__SET PROBLEM__
Filter the records below and copy every line containing the word "color".

__INFORMATION GIVEN__

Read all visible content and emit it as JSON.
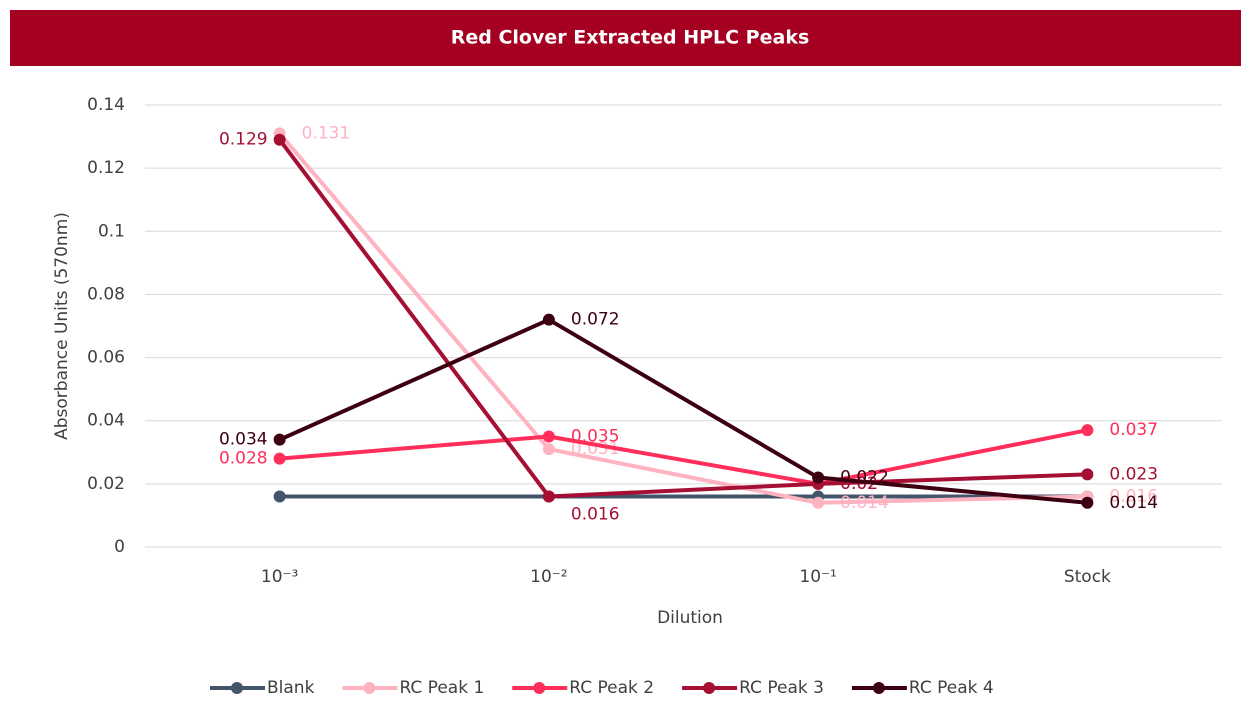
{
  "chart_data": {
    "type": "line",
    "title": "Red Clover Extracted HPLC Peaks",
    "x_label": "Dilution",
    "y_label": "Absorbance Units (570nm)",
    "categories": [
      "10⁻³",
      "10⁻²",
      "10⁻¹",
      "Stock"
    ],
    "ylim": [
      0,
      0.14
    ],
    "yticks": [
      0,
      0.02,
      0.04,
      0.06,
      0.08,
      0.1,
      0.12,
      0.14
    ],
    "grid": true,
    "legend": "bottom",
    "series": [
      {
        "name": "Blank",
        "color": "#44546a",
        "values": [
          0.016,
          0.016,
          0.016,
          0.016
        ],
        "data_labels": false
      },
      {
        "name": "RC Peak 1",
        "color": "#ffb3c1",
        "values": [
          0.131,
          0.031,
          0.014,
          0.016
        ],
        "data_labels": true
      },
      {
        "name": "RC Peak 2",
        "color": "#ff2e5b",
        "values": [
          0.028,
          0.035,
          0.02,
          0.037
        ],
        "data_labels": true
      },
      {
        "name": "RC Peak 3",
        "color": "#a50f33",
        "values": [
          0.129,
          0.016,
          0.02,
          0.023
        ],
        "data_labels": true
      },
      {
        "name": "RC Peak 4",
        "color": "#3d0010",
        "values": [
          0.034,
          0.072,
          0.022,
          0.014
        ],
        "data_labels": true
      }
    ]
  }
}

__ANSWER FOR THE TASK__
        "color": "#44546a",
        "color": "#ffb3c1",
        "color": "#ff2e5b",
        "color": "#a50f33",
        "color": "#3d0010",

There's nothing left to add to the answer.